__Description of the task__. Pick out the lines containing "couldn".

╭─ Items

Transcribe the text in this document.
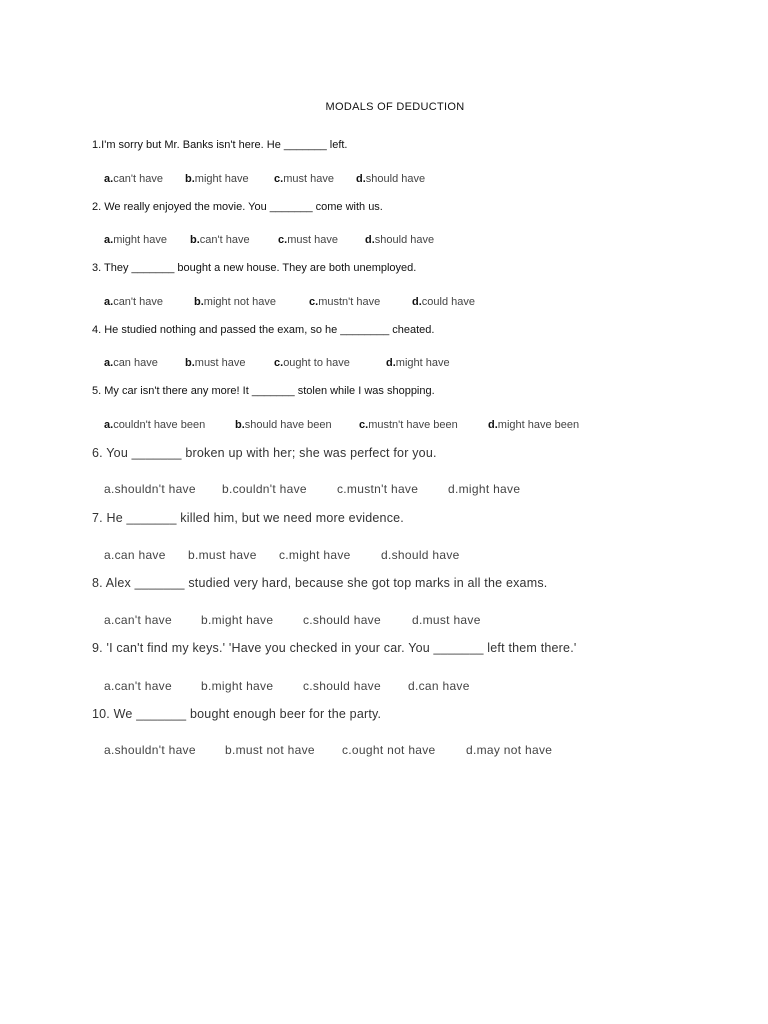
MODALS OF DEDUCTION
1.I'm sorry but Mr. Banks isn't here. He _______ left.
a.can't have b.might have c.must have d.should have
2. We really enjoyed the movie. You _______ come with us.
a.might have b.can't have	c.must have d.should have
3. They _______ bought a new house. They are both unemployed.
a.can't have	b.might not have	c.mustn't have	d.could have
4. He studied nothing and passed the exam, so he ________ cheated.
a.can have b.must have	c.ought to have	d.might have
5. My car isn't there any more! It _______ stolen while I was shopping.
a.couldn't have been	b.should have been c.mustn't have been	d.might have been
6. You _______ broken up with her; she was perfect for you.
a.shouldn't have b.couldn't have	c.mustn't have d.might have
7. He _______ killed him, but we need more evidence.
a.can have b.must have c.might have	d.should have
8. Alex _______ studied very hard, because she got top marks in all the exams.
a.can't have b.might have c.should have	d.must have
9. 'I can't find my keys.' 'Have you checked in your car. You _______ left them there.'
a.can't have b.might have c.should have d.can have
10. We _______ bought enough beer for the party.
a.shouldn't have b.must not have c.ought not have	d.may not have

╰─

__Response__.
a.couldn't have been	b.should have been c.mustn't have been	d.might have been
a.shouldn't have b.couldn't have	c.mustn't have d.might have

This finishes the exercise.